> [SHORT PROBLEM] Omit all images, then return the remaining material exactly as it stands.

> [MATERIAL]
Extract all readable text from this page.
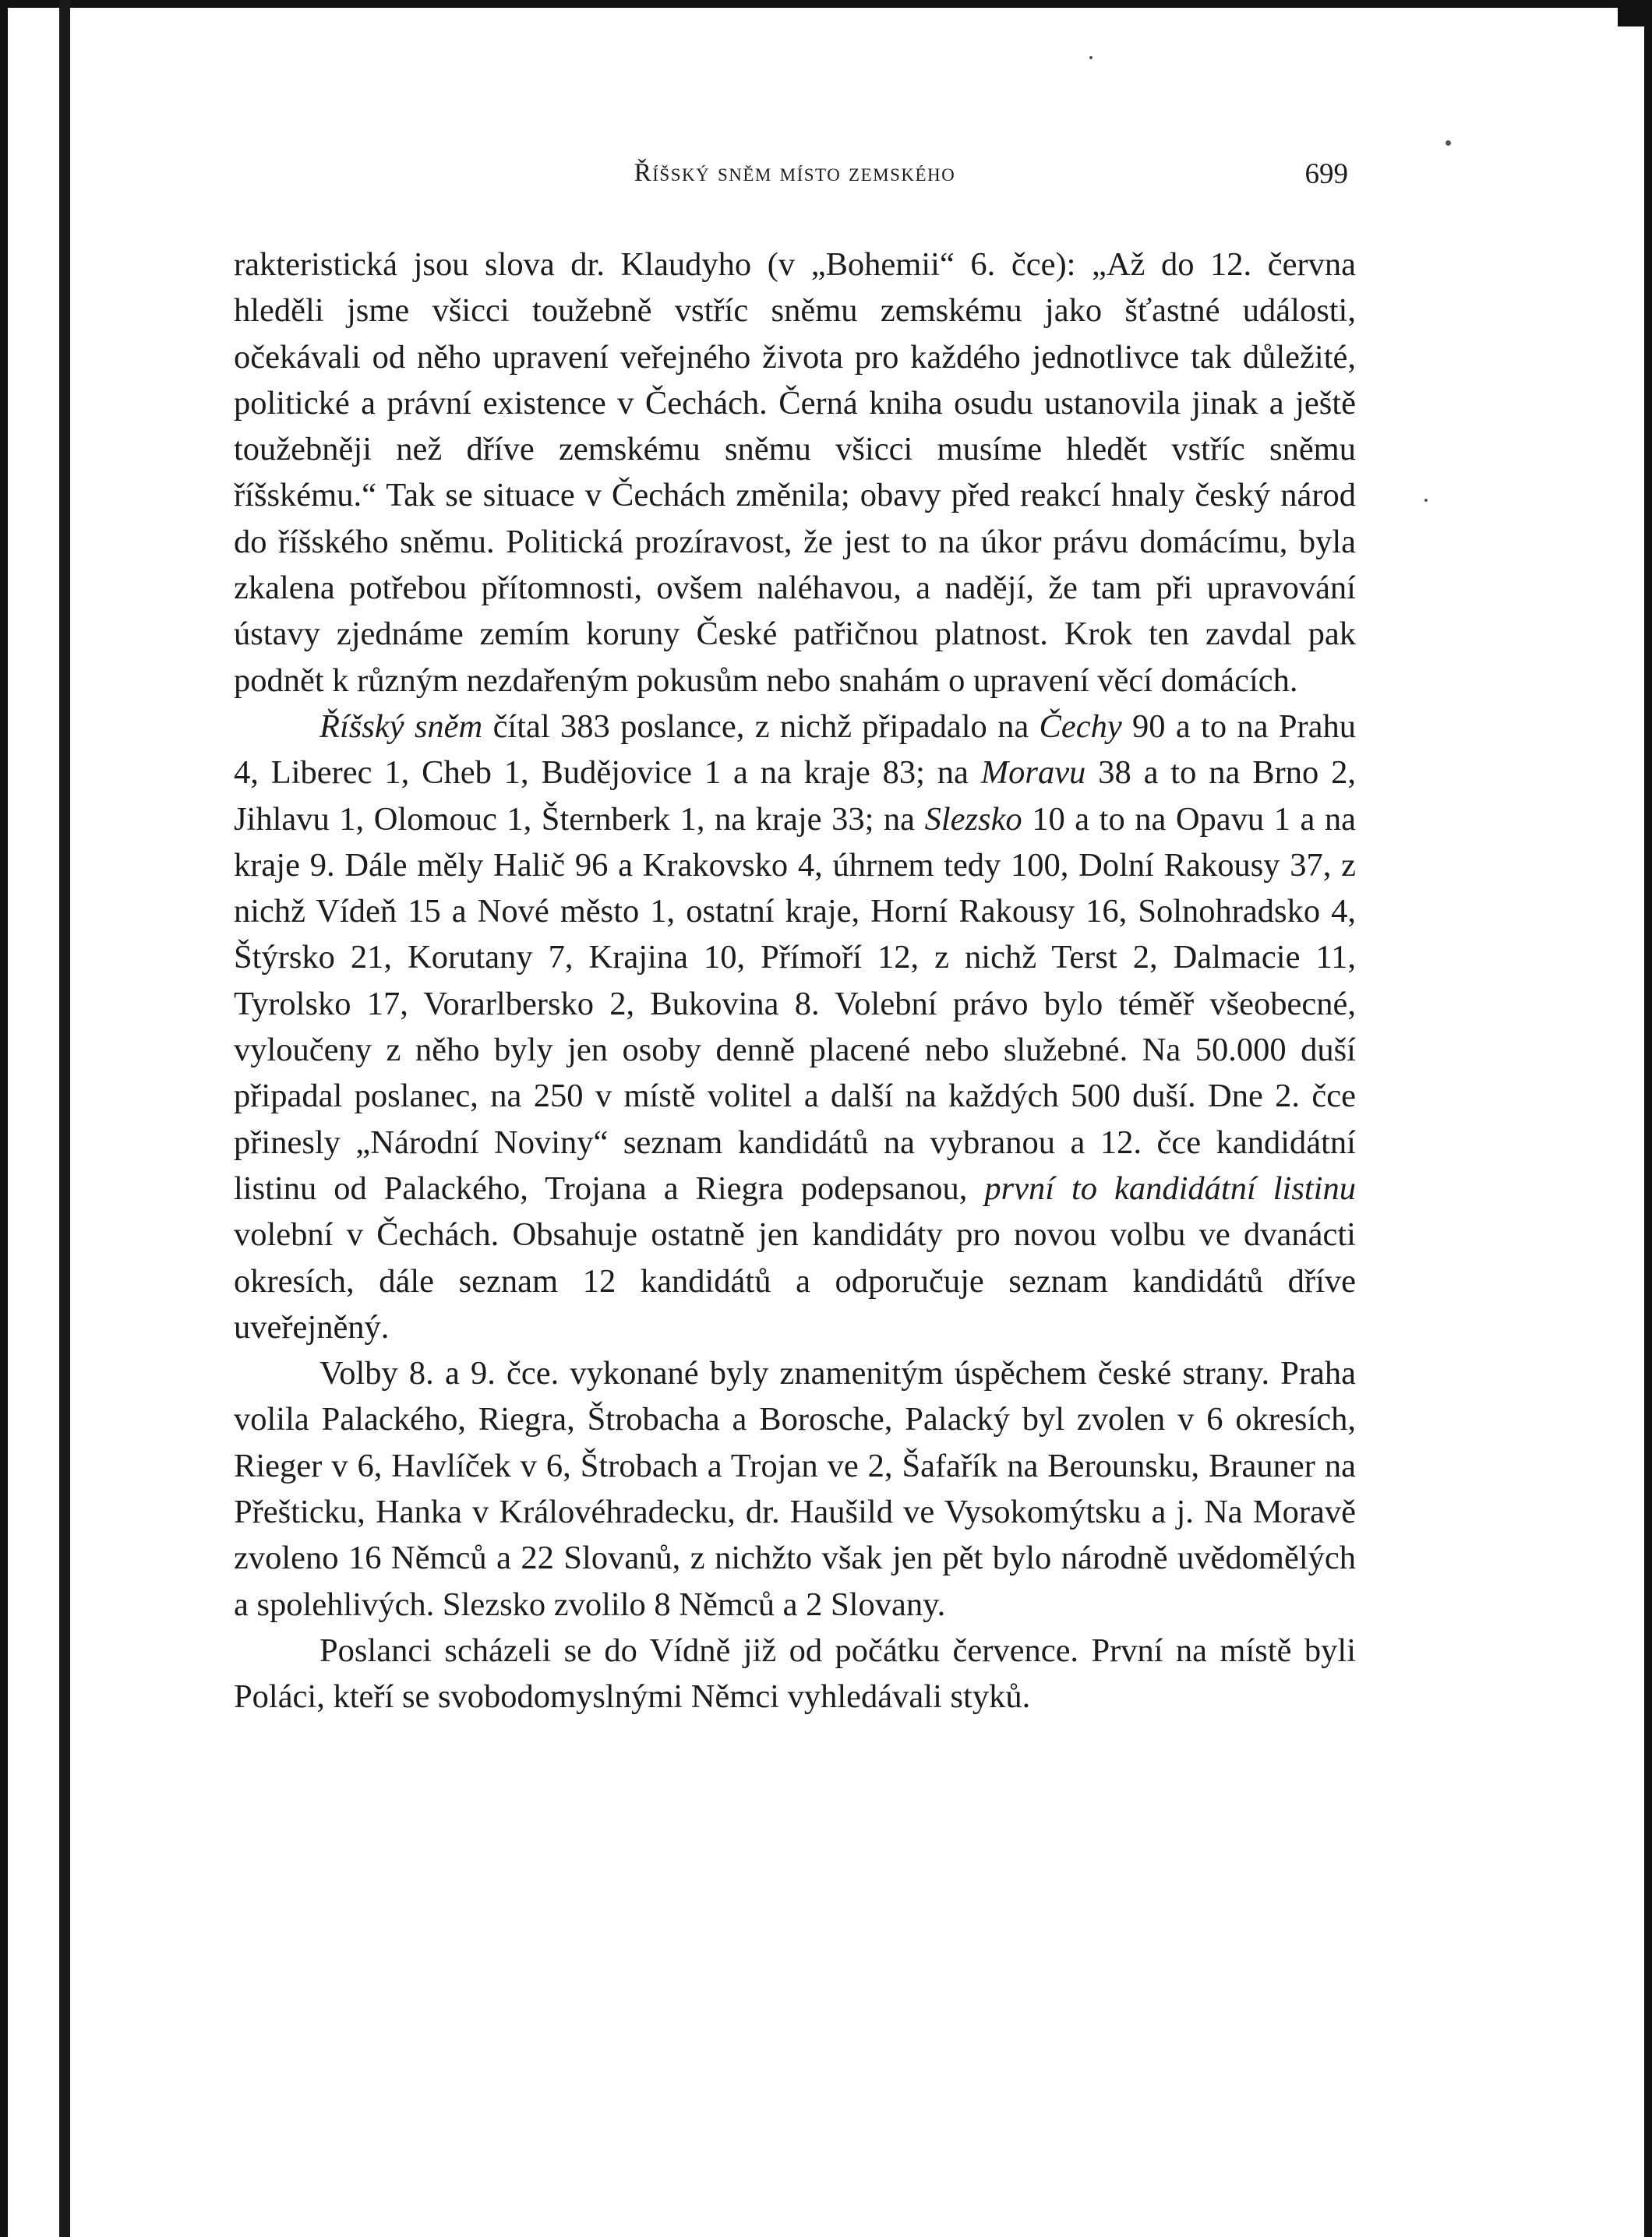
Říšský sněm místo zemského	699

rakteristická jsou slova dr. Klaudyho (v „Bohemii“ 6. čce): „Až do 12. června hleděli jsme všicci toužebně vstříc sněmu zemskému jako šťastné události, očekávali od něho upravení veřejného života pro každého jednotlivce tak důležité, politické a právní existence v Čechách. Černá kniha osudu ustanovila jinak a ještě toužebněji než dříve zemskému sněmu všicci musíme hledět vstříc sněmu říšskému.“ Tak se situace v Čechách změnila; obavy před reakcí hnaly český národ do říšského sněmu. Politická prozíravost, že jest to na úkor právu domácímu, byla zkalena potřebou přítomnosti, ovšem naléhavou, a nadějí, že tam při upravování ústavy zjednáme zemím koruny České patřičnou platnost. Krok ten zavdal pak podnět k různým nezdařeným pokusům nebo snahám o upravení věcí domácích.

Říšský sněm čítal 383 poslance, z nichž připadalo na Čechy 90 a to na Prahu 4, Liberec 1, Cheb 1, Budějovice 1 a na kraje 83; na Moravu 38 a to na Brno 2, Jihlavu 1, Olomouc 1, Šternberk 1, na kraje 33; na Slezsko 10 a to na Opavu 1 a na kraje 9. Dále měly Halič 96 a Krakovsko 4, úhrnem tedy 100, Dolní Rakousy 37, z nichž Vídeň 15 a Nové město 1, ostatní kraje, Horní Rakousy 16, Solnohradsko 4, Štýrsko 21, Korutany 7, Krajina 10, Přímoří 12, z nichž Terst 2, Dalmacie 11, Tyrolsko 17, Vorarlbersko 2, Bukovina 8. Volební právo bylo téměř všeobecné, vyloučeny z něho byly jen osoby denně placené nebo služebné. Na 50.000 duší připadal poslanec, na 250 v místě volitel a další na každých 500 duší. Dne 2. čce přinesly „Národní Noviny“ seznam kandidátů na vybranou a 12. čce kandidátní listinu od Palackého, Trojana a Riegra podepsanou, první to kandidátní listinu volební v Čechách. Obsahuje ostatně jen kandidáty pro novou volbu ve dvanácti okresích, dále seznam 12 kandidátů a odporučuje seznam kandidátů dříve uveřejněný.

Volby 8. a 9. čce. vykonané byly znamenitým úspěchem české strany. Praha volila Palackého, Riegra, Štrobacha a Borosche, Palacký byl zvolen v 6 okresích, Rieger v 6, Havlíček v 6, Štrobach a Trojan ve 2, Šafařík na Berounsku, Brauner na Přešticku, Hanka v Královéhradecku, dr. Haušild ve Vysokomýtsku a j. Na Moravě zvoleno 16 Němců a 22 Slovanů, z nichžto však jen pět bylo národně uvědomělých a spolehlivých. Slezsko zvolilo 8 Němců a 2 Slovany.

Poslanci scházeli se do Vídně již od počátku července. První na místě byli Poláci, kteří se svobodomyslnými Němci vyhledávali styků.
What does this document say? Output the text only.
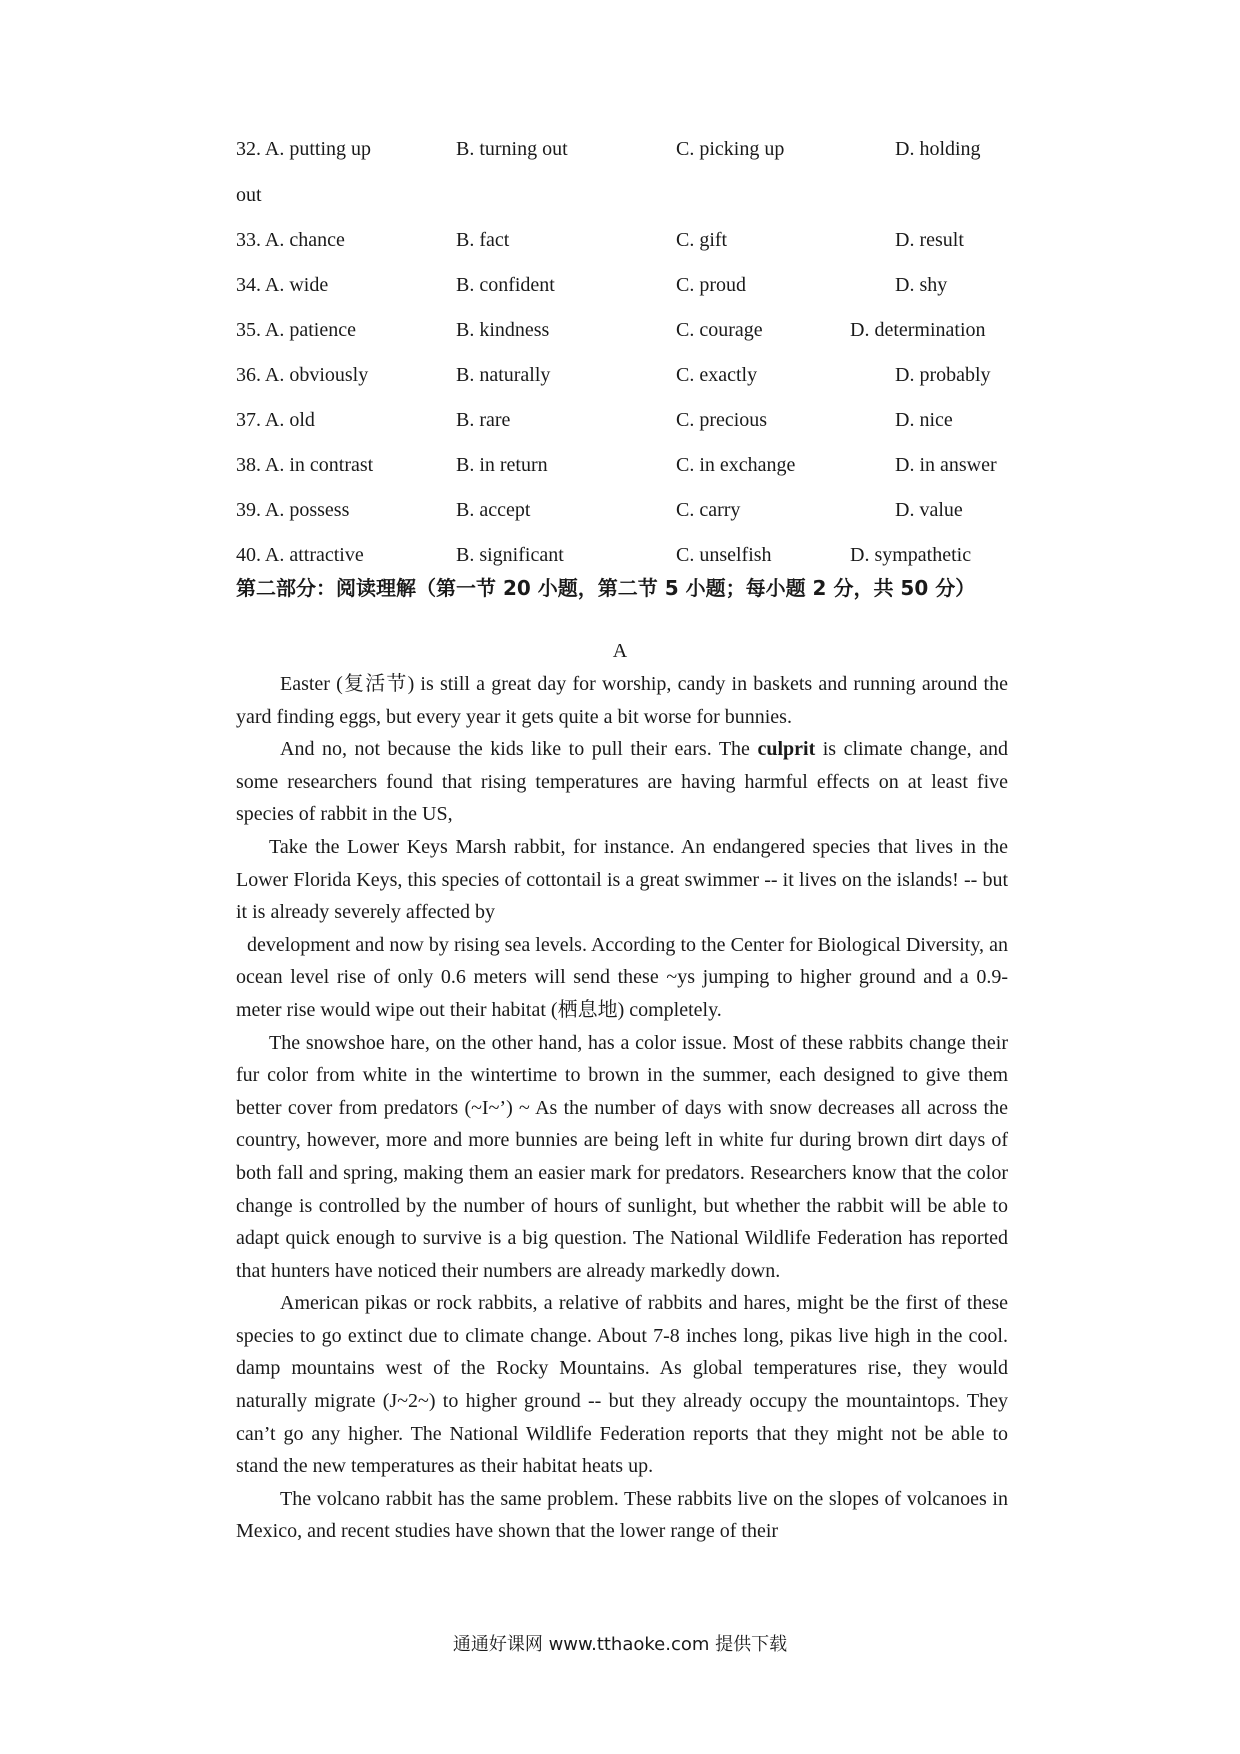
32. A. putting up	B. turning out	C. picking up	D. holding
out
33. A. chance	B. fact	C. gift	D. result
34. A. wide	B. confident	C. proud	D. shy
35. A. patience	B. kindness	C. courage	D. determination
36. A. obviously	B. naturally	C. exactly	D. probably
37. A. old	B. rare	C. precious	D. nice
38. A. in contrast	B. in return	C. in exchange	D. in answer
39. A. possess	B. accept	C. carry	D. value
40. A. attractive	B. significant	C. unselfish	D. sympathetic
第二部分：阅读理解（第一节 20 小题，第二节 5 小题；每小题 2 分，共 50 分）
A

Easter (复活节) is still a great day for worship, candy in baskets and running around the yard finding eggs, but every year it gets quite a bit worse for bunnies.

And no, not because the kids like to pull their ears. The culprit is climate change, and some researchers found that rising temperatures are having harmful effects on at least five species of rabbit in the US,

Take the Lower Keys Marsh rabbit, for instance. An endangered species that lives in the Lower Florida Keys, this species of cottontail is a great swimmer -- it lives on the islands! -- but it is already severely affected by

development and now by rising sea levels. According to the Center for Biological Diversity, an ocean level rise of only 0.6 meters will send these ~ys jumping to higher ground and a 0.9-meter rise would wipe out their habitat (栖息地) completely.

The snowshoe hare, on the other hand, has a color issue. Most of these rabbits change their fur color from white in the wintertime to brown in the summer, each designed to give them better cover from predators (~I~’) ~ As the number of days with snow decreases all across the country, however, more and more bunnies are being left in white fur during brown dirt days of both fall and spring, making them an easier mark for predators. Researchers know that the color change is controlled by the number of hours of sunlight, but whether the rabbit will be able to adapt quick enough to survive is a big question. The National Wildlife Federation has reported that hunters have noticed their numbers are already markedly down.

American pikas or rock rabbits, a relative of rabbits and hares, might be the first of these species to go extinct due to climate change. About 7-8 inches long, pikas live high in the cool. damp mountains west of the Rocky Mountains. As global temperatures rise, they would naturally migrate (J~2~) to higher ground -- but they already occupy the mountaintops. They can’t go any higher. The National Wildlife Federation reports that they might not be able to stand the new temperatures as their habitat heats up.

The volcano rabbit has the same problem. These rabbits live on the slopes of volcanoes in Mexico, and recent studies have shown that the lower range of their

通通好课网 www.tthaoke.com 提供下载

> [FINAL RESULT]
Extract all readable text from this page.
Říšský sněm místo zemského	699

rakteristická jsou slova dr. Klaudyho (v „Bohemii“ 6. čce): „Až do 12. června hleděli jsme všicci toužebně vstříc sněmu zemskému jako šťastné události, očekávali od něho upravení veřejného života pro každého jednotlivce tak důležité, politické a právní existence v Čechách. Černá kniha osudu ustanovila jinak a ještě toužebněji než dříve zemskému sněmu všicci musíme hledět vstříc sněmu říšskému.“ Tak se situace v Čechách změnila; obavy před reakcí hnaly český národ do říšského sněmu. Politická prozíravost, že jest to na úkor právu domácímu, byla zkalena potřebou přítomnosti, ovšem naléhavou, a nadějí, že tam při upravování ústavy zjednáme zemím koruny České patřičnou platnost. Krok ten zavdal pak podnět k různým nezdařeným pokusům nebo snahám o upravení věcí domácích.

Říšský sněm čítal 383 poslance, z nichž připadalo na Čechy 90 a to na Prahu 4, Liberec 1, Cheb 1, Budějovice 1 a na kraje 83; na Moravu 38 a to na Brno 2, Jihlavu 1, Olomouc 1, Šternberk 1, na kraje 33; na Slezsko 10 a to na Opavu 1 a na kraje 9. Dále měly Halič 96 a Krakovsko 4, úhrnem tedy 100, Dolní Rakousy 37, z nichž Vídeň 15 a Nové město 1, ostatní kraje, Horní Rakousy 16, Solnohradsko 4, Štýrsko 21, Korutany 7, Krajina 10, Přímoří 12, z nichž Terst 2, Dalmacie 11, Tyrolsko 17, Vorarlbersko 2, Bukovina 8. Volební právo bylo téměř všeobecné, vyloučeny z něho byly jen osoby denně placené nebo služebné. Na 50.000 duší připadal poslanec, na 250 v místě volitel a další na každých 500 duší. Dne 2. čce přinesly „Národní Noviny“ seznam kandidátů na vybranou a 12. čce kandidátní listinu od Palackého, Trojana a Riegra podepsanou, první to kandidátní listinu volební v Čechách. Obsahuje ostatně jen kandidáty pro novou volbu ve dvanácti okresích, dále seznam 12 kandidátů a odporučuje seznam kandidátů dříve uveřejněný.

Volby 8. a 9. čce. vykonané byly znamenitým úspěchem české strany. Praha volila Palackého, Riegra, Štrobacha a Borosche, Palacký byl zvolen v 6 okresích, Rieger v 6, Havlíček v 6, Štrobach a Trojan ve 2, Šafařík na Berounsku, Brauner na Přešticku, Hanka v Královéhradecku, dr. Haušild ve Vysokomýtsku a j. Na Moravě zvoleno 16 Němců a 22 Slovanů, z nichžto však jen pět bylo národně uvědomělých a spolehlivých. Slezsko zvolilo 8 Němců a 2 Slovany.

Poslanci scházeli se do Vídně již od počátku července. První na místě byli Poláci, kteří se svobodomyslnými Němci vyhledávali styků.
What does this document say? Output the text only.
32. A. putting up	B. turning out	C. picking up	D. holding
out
33. A. chance	B. fact	C. gift	D. result
34. A. wide	B. confident	C. proud	D. shy
35. A. patience	B. kindness	C. courage	D. determination
36. A. obviously	B. naturally	C. exactly	D. probably
37. A. old	B. rare	C. precious	D. nice
38. A. in contrast	B. in return	C. in exchange	D. in answer
39. A. possess	B. accept	C. carry	D. value
40. A. attractive	B. significant	C. unselfish	D. sympathetic
第二部分：阅读理解（第一节 20 小题，第二节 5 小题；每小题 2 分，共 50 分）
A

Easter (复活节) is still a great day for worship, candy in baskets and running around the yard finding eggs, but every year it gets quite a bit worse for bunnies.

And no, not because the kids like to pull their ears. The culprit is climate change, and some researchers found that rising temperatures are having harmful effects on at least five species of rabbit in the US,

Take the Lower Keys Marsh rabbit, for instance. An endangered species that lives in the Lower Florida Keys, this species of cottontail is a great swimmer -- it lives on the islands! -- but it is already severely affected by

development and now by rising sea levels. According to the Center for Biological Diversity, an ocean level rise of only 0.6 meters will send these ~ys jumping to higher ground and a 0.9-meter rise would wipe out their habitat (栖息地) completely.

The snowshoe hare, on the other hand, has a color issue. Most of these rabbits change their fur color from white in the wintertime to brown in the summer, each designed to give them better cover from predators (~I~’) ~ As the number of days with snow decreases all across the country, however, more and more bunnies are being left in white fur during brown dirt days of both fall and spring, making them an easier mark for predators. Researchers know that the color change is controlled by the number of hours of sunlight, but whether the rabbit will be able to adapt quick enough to survive is a big question. The National Wildlife Federation has reported that hunters have noticed their numbers are already markedly down.

American pikas or rock rabbits, a relative of rabbits and hares, might be the first of these species to go extinct due to climate change. About 7-8 inches long, pikas live high in the cool. damp mountains west of the Rocky Mountains. As global temperatures rise, they would naturally migrate (J~2~) to higher ground -- but they already occupy the mountaintops. They can’t go any higher. The National Wildlife Federation reports that they might not be able to stand the new temperatures as their habitat heats up.

The volcano rabbit has the same problem. These rabbits live on the slopes of volcanoes in Mexico, and recent studies have shown that the lower range of their

通通好课网 www.tthaoke.com 提供下载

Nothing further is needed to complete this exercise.